>> begin Supplied entries

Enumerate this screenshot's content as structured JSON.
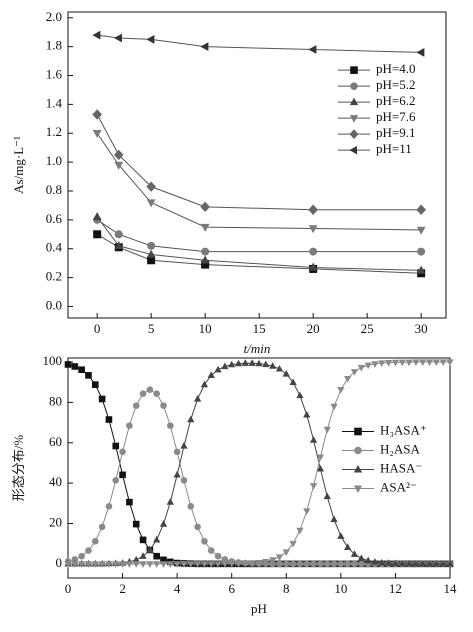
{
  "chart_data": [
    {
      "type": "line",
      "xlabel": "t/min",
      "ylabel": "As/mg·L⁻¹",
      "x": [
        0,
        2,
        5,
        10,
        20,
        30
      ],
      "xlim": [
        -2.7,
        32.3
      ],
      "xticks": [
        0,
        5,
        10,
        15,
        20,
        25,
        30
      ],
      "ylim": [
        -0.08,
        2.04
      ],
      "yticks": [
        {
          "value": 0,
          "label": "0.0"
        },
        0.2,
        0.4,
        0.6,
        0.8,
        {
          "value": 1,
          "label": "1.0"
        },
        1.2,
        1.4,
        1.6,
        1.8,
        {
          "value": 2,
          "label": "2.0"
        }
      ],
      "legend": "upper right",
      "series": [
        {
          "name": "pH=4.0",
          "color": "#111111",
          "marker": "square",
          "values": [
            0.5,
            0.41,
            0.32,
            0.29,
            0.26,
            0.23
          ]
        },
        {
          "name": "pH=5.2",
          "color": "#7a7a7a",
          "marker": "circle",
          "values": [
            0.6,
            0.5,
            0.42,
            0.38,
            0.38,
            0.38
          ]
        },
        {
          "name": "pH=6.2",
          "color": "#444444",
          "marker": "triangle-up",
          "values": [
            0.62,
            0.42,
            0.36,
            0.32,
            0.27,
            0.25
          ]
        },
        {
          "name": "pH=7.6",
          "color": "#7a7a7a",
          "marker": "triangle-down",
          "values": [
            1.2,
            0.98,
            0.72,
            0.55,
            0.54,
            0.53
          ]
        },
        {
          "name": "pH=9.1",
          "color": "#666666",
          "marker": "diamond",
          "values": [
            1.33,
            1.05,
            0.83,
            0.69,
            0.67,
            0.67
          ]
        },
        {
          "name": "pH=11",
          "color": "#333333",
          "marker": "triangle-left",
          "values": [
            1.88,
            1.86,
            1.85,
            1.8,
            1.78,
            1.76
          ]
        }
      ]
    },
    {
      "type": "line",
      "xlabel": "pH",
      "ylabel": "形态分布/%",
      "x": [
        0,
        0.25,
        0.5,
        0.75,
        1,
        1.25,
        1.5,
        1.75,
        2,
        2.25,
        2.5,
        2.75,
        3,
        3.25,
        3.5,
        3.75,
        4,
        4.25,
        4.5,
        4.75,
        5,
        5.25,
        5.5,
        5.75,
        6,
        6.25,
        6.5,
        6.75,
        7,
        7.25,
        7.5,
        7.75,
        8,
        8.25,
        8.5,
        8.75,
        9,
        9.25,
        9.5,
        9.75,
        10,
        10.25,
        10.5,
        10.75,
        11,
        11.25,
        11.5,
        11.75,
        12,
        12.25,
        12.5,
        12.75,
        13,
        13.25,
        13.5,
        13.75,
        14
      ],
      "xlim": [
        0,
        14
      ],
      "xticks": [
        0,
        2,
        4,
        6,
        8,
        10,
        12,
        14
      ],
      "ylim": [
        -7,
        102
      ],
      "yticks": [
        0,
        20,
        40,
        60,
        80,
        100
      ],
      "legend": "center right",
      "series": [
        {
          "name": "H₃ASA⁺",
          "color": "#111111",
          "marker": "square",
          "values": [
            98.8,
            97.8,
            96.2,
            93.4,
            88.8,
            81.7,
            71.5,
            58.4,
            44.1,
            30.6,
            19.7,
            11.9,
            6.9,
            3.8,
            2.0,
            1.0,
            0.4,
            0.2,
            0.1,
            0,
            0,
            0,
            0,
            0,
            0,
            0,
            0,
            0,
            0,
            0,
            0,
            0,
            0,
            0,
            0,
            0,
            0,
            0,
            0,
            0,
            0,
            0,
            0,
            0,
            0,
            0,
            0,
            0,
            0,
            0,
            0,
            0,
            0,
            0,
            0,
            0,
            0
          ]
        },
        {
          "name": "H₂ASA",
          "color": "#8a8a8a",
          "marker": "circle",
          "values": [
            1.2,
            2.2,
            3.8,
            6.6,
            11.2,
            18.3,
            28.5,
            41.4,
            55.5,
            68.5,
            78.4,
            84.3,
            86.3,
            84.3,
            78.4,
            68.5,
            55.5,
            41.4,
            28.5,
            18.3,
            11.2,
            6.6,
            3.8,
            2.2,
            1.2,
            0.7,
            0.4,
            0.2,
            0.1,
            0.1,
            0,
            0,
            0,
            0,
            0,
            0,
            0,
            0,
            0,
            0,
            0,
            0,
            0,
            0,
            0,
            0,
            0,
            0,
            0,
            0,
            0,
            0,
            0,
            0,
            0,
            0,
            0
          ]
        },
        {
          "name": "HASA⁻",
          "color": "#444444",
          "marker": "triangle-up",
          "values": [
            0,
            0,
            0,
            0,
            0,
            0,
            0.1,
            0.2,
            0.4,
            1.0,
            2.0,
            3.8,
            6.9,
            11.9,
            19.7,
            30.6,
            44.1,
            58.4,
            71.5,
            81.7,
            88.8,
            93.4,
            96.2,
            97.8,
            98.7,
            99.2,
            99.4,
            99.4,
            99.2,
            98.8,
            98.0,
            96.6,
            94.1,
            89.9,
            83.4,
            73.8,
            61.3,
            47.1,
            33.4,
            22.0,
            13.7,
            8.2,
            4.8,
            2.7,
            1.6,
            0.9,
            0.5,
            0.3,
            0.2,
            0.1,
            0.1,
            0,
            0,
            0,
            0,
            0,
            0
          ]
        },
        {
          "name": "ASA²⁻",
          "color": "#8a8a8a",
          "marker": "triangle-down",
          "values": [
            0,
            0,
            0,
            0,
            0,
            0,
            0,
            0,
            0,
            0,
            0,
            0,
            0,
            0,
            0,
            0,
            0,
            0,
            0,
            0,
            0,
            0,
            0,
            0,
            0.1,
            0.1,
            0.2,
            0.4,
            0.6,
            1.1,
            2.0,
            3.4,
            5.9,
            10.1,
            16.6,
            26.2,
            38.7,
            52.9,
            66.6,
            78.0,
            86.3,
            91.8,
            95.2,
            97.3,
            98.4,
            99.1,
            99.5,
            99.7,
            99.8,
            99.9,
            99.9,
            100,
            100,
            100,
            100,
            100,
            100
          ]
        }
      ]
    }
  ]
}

>> end Supplied entries
>> begin Supplied entries

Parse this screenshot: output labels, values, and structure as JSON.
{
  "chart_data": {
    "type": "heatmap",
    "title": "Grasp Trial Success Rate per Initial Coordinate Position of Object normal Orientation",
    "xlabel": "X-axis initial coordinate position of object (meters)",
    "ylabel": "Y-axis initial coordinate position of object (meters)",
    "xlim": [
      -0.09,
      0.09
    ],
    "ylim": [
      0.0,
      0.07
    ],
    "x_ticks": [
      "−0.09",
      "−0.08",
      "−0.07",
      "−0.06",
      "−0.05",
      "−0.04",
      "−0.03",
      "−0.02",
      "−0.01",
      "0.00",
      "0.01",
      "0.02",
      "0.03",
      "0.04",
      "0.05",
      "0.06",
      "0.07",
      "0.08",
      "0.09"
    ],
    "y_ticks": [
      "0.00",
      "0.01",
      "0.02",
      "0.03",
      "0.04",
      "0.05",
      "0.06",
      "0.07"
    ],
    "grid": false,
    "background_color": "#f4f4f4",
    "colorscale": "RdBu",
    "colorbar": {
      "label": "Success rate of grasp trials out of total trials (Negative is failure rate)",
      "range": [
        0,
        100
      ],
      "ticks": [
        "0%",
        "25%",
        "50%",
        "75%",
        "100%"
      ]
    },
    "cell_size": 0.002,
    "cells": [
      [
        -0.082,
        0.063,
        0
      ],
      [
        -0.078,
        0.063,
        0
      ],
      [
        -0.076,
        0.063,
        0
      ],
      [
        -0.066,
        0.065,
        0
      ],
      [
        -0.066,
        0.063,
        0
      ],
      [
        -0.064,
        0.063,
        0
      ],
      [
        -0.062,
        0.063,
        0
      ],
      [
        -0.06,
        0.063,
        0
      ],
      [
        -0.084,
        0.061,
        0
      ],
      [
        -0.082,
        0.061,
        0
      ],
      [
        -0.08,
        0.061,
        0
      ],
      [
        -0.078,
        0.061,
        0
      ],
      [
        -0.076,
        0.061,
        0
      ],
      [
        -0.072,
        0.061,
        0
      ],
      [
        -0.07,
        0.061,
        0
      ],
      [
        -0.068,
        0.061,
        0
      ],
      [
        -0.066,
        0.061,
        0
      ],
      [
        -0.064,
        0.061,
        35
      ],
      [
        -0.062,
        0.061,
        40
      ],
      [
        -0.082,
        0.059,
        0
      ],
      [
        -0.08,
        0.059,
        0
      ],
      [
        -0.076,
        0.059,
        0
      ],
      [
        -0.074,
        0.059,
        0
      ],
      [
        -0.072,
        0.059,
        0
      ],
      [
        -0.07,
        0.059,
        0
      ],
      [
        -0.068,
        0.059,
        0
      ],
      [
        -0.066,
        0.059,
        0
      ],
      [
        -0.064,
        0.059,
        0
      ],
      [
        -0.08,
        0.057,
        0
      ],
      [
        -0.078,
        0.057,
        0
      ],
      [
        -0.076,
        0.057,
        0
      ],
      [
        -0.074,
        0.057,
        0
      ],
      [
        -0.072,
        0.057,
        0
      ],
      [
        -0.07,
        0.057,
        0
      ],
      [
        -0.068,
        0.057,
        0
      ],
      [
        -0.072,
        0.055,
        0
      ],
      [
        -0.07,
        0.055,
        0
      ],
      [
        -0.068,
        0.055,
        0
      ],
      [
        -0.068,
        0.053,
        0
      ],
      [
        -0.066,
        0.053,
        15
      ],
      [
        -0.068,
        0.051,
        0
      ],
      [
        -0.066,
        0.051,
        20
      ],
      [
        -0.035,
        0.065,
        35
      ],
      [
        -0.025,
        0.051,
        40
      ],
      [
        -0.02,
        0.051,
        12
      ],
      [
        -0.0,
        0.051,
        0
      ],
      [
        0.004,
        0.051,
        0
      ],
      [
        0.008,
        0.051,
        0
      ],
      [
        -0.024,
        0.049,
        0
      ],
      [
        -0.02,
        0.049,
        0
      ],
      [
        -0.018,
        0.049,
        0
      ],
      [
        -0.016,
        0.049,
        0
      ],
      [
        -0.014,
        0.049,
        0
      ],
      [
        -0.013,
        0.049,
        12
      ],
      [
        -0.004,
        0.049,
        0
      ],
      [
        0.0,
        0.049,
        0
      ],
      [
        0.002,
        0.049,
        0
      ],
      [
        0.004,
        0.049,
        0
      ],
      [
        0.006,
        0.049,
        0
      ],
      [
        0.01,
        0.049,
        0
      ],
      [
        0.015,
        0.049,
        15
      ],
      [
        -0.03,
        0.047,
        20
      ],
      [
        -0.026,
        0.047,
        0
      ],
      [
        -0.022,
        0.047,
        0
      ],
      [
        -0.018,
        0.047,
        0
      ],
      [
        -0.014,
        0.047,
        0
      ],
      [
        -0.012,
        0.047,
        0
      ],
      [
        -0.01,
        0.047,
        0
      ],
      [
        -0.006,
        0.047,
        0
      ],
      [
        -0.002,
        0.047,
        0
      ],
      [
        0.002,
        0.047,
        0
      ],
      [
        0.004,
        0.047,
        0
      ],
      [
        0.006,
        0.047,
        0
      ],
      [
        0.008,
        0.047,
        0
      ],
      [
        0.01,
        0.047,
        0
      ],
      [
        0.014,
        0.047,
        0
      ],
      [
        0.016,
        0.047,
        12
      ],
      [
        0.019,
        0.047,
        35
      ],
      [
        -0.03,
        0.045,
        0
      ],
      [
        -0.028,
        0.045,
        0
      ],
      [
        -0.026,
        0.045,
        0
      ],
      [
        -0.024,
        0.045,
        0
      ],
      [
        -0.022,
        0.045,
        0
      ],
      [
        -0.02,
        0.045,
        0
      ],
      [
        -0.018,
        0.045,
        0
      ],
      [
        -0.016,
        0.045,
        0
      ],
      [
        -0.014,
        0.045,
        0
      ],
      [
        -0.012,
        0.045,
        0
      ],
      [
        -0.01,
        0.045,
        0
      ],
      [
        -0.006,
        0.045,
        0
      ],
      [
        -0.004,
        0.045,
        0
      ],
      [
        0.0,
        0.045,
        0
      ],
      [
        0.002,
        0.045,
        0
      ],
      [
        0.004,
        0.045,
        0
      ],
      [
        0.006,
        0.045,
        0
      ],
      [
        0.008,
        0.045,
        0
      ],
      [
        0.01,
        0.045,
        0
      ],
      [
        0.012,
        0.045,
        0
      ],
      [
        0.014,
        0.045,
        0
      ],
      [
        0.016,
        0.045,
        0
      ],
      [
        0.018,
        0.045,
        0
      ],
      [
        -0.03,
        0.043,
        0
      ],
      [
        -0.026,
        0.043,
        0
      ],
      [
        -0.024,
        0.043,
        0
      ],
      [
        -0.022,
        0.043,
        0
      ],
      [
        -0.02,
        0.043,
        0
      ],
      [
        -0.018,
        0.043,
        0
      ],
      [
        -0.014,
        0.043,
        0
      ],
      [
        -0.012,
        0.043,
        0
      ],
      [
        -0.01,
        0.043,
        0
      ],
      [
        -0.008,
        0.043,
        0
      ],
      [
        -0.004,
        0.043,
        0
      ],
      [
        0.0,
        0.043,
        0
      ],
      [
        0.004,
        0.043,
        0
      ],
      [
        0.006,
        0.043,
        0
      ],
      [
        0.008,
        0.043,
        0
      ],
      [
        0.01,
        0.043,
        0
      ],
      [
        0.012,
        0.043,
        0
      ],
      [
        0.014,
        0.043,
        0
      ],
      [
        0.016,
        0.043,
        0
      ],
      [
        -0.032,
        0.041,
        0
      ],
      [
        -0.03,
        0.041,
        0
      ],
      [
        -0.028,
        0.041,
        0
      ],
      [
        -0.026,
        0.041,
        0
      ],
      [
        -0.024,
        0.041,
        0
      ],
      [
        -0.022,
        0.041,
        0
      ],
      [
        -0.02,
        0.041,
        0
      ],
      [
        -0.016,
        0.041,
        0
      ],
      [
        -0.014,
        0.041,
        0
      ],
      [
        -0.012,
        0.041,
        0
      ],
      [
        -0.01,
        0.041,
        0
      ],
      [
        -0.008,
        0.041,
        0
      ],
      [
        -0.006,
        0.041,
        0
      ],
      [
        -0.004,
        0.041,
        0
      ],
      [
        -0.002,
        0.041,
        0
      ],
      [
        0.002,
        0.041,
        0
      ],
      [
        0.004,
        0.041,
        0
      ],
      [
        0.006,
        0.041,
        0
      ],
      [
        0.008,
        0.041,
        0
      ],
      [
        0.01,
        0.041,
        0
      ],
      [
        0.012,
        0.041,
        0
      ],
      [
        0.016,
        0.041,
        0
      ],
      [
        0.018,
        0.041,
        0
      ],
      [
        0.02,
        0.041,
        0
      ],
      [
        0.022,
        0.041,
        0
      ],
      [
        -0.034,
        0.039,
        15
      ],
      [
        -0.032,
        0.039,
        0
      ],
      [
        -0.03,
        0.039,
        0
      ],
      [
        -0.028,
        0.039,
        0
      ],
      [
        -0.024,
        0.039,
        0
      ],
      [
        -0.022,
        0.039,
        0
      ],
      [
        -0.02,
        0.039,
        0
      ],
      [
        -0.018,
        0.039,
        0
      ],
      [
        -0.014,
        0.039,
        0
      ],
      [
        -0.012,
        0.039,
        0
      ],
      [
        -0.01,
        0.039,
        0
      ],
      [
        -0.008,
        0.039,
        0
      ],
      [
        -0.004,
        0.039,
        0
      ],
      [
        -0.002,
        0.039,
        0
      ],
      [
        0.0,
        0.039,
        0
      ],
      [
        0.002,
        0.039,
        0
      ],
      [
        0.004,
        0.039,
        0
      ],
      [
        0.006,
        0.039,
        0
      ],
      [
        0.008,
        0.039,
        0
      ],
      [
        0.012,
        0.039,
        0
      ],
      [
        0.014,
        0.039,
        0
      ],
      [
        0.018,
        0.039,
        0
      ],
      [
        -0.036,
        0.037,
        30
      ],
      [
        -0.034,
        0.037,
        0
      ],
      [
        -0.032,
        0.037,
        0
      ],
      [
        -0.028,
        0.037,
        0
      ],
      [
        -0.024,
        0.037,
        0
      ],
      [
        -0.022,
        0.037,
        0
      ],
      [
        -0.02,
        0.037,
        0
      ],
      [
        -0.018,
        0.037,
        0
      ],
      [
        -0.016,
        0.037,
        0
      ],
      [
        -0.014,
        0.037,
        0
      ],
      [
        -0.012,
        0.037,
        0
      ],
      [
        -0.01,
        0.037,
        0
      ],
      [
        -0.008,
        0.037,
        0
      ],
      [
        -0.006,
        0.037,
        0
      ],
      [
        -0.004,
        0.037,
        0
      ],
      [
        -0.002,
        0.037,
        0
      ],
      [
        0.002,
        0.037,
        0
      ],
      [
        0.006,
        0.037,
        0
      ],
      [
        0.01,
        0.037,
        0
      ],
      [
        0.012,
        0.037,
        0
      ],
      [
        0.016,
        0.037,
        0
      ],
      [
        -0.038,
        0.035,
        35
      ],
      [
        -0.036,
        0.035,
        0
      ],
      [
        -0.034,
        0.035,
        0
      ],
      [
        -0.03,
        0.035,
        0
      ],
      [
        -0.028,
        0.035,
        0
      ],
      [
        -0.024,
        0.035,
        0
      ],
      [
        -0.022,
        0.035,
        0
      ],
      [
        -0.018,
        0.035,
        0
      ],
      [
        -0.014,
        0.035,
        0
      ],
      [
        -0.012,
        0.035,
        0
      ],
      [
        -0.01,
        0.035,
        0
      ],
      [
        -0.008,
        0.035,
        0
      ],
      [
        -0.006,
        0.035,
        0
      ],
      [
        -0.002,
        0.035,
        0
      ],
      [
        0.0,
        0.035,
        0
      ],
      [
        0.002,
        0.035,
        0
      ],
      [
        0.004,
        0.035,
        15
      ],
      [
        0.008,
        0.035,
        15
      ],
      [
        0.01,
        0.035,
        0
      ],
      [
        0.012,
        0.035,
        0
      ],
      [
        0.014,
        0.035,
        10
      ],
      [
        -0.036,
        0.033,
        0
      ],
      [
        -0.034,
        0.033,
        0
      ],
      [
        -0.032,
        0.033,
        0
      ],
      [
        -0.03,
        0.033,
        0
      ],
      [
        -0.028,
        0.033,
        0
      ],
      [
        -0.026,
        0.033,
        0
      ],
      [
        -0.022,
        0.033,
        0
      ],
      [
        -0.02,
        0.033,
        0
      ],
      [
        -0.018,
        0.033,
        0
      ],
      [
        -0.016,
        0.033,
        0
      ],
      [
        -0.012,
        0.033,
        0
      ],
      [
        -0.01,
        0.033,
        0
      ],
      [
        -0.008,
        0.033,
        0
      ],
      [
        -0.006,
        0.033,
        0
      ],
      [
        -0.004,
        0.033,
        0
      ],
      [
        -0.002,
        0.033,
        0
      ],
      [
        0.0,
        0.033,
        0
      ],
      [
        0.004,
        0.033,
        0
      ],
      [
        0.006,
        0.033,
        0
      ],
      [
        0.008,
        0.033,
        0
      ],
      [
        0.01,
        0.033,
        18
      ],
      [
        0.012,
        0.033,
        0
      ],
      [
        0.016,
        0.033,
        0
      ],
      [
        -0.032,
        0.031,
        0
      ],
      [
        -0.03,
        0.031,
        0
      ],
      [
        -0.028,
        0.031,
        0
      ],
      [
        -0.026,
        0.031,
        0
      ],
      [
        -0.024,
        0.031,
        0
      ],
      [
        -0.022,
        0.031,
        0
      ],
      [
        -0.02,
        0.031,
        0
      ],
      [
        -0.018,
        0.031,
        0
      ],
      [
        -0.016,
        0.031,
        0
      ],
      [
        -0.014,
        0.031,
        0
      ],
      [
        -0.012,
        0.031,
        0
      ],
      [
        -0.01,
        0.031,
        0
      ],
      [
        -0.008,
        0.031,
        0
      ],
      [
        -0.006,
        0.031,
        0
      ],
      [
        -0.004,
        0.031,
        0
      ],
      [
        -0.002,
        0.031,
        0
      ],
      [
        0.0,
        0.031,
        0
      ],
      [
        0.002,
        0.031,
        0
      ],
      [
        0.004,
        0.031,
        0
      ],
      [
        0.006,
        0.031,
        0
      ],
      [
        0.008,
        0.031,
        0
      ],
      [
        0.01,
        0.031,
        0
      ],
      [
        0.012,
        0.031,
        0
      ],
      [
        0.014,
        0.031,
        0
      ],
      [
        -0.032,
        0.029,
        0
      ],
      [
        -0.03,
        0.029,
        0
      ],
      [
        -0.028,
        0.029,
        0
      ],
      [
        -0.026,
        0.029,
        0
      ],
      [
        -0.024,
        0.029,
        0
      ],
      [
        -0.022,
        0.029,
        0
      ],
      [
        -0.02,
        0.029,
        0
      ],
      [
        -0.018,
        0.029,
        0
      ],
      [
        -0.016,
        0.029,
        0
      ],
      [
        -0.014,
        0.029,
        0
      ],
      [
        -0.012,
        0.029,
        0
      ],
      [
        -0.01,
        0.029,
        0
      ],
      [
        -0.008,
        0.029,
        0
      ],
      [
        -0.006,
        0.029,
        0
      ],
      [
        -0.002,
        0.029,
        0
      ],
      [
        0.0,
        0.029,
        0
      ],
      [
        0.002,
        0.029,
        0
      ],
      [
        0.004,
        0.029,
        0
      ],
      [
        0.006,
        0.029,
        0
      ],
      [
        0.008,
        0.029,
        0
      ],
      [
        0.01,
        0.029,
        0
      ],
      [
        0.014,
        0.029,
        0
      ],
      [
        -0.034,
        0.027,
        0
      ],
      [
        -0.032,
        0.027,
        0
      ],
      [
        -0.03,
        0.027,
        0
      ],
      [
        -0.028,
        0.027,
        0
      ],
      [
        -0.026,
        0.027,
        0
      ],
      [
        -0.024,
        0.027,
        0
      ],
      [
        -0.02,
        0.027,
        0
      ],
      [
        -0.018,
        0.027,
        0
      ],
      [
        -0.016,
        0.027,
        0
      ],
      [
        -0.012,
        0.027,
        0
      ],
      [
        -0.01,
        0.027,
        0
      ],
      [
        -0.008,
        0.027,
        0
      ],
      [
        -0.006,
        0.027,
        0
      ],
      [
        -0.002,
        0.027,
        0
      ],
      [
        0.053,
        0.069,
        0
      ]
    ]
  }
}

>> end Supplied entries

## What to produce
Search the data for the string "right". List each line that has it.

## The output
      "legend": "upper right",
      "legend": "center right",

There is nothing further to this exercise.